| Exercise details |
Transcribe all of the records precisely as they are presented.

| Extracted information |
☆ ☆ ☆ ☆

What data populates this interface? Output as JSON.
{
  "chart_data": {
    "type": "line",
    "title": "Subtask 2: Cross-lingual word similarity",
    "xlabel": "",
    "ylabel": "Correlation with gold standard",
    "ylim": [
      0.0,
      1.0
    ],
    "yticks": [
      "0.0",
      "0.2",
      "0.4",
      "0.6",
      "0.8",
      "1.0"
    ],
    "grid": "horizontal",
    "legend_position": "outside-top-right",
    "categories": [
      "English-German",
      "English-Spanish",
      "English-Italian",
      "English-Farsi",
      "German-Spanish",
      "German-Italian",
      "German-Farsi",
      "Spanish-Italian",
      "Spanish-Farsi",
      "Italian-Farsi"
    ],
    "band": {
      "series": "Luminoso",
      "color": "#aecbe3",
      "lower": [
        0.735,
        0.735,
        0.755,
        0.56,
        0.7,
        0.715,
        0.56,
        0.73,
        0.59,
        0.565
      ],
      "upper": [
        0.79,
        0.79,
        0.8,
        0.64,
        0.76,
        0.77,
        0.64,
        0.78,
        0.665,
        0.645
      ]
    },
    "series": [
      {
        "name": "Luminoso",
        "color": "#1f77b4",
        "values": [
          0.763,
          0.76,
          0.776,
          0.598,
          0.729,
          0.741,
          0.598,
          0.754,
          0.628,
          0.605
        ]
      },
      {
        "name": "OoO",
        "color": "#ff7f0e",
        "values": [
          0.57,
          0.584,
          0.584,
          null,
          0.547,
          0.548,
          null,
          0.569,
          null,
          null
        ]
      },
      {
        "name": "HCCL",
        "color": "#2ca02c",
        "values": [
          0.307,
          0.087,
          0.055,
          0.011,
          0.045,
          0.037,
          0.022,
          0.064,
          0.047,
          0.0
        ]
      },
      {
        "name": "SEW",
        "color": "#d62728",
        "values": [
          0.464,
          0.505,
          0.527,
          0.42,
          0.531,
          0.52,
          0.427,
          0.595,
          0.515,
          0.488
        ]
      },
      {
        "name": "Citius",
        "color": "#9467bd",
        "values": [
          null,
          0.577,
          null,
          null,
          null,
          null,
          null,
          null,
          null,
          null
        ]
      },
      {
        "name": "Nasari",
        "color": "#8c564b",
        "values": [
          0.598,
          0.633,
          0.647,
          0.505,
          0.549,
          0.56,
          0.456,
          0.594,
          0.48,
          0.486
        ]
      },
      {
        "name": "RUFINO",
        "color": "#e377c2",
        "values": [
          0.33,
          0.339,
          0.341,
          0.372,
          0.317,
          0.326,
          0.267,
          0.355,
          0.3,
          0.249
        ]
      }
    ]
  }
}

☆ ☆ ☆ ☆

| Complete response |
What data populates this interface? Output as JSON.
{
  "chart_data": {
    "type": "line",
    "title": "Subtask 2: Cross-lingual word similarity",
    "xlabel": "",
    "ylabel": "Correlation with gold standard",
    "ylim": [
      0.0,
      1.0
    ],
    "yticks": [
      "0.0",
      "0.2",
      "0.4",
      "0.6",
      "0.8",
      "1.0"
    ],
    "grid": "horizontal",
    "legend_position": "outside-top-right",
    "categories": [
      "English-German",
      "English-Spanish",
      "English-Italian",
      "English-Farsi",
      "German-Spanish",
      "German-Italian",
      "German-Farsi",
      "Spanish-Italian",
      "Spanish-Farsi",
      "Italian-Farsi"
    ],
    "band": {
      "series": "Luminoso",
      "color": "#aecbe3",
      "lower": [
        0.735,
        0.735,
        0.755,
        0.56,
        0.7,
        0.715,
        0.56,
        0.73,
        0.59,
        0.565
      ],
      "upper": [
        0.79,
        0.79,
        0.8,
        0.64,
        0.76,
        0.77,
        0.64,
        0.78,
        0.665,
        0.645
      ]
    },
    "series": [
      {
        "name": "Luminoso",
        "color": "#1f77b4",
        "values": [
          0.763,
          0.76,
          0.776,
          0.598,
          0.729,
          0.741,
          0.598,
          0.754,
          0.628,
          0.605
        ]
      },
      {
        "name": "OoO",
        "color": "#ff7f0e",
        "values": [
          0.57,
          0.584,
          0.584,
          null,
          0.547,
          0.548,
          null,
          0.569,
          null,
          null
        ]
      },
      {
        "name": "HCCL",
        "color": "#2ca02c",
        "values": [
          0.307,
          0.087,
          0.055,
          0.011,
          0.045,
          0.037,
          0.022,
          0.064,
          0.047,
          0.0
        ]
      },
      {
        "name": "SEW",
        "color": "#d62728",
        "values": [
          0.464,
          0.505,
          0.527,
          0.42,
          0.531,
          0.52,
          0.427,
          0.595,
          0.515,
          0.488
        ]
      },
      {
        "name": "Citius",
        "color": "#9467bd",
        "values": [
          null,
          0.577,
          null,
          null,
          null,
          null,
          null,
          null,
          null,
          null
        ]
      },
      {
        "name": "Nasari",
        "color": "#8c564b",
        "values": [
          0.598,
          0.633,
          0.647,
          0.505,
          0.549,
          0.56,
          0.456,
          0.594,
          0.48,
          0.486
        ]
      },
      {
        "name": "RUFINO",
        "color": "#e377c2",
        "values": [
          0.33,
          0.339,
          0.341,
          0.372,
          0.317,
          0.326,
          0.267,
          0.355,
          0.3,
          0.249
        ]
      }
    ]
  }
}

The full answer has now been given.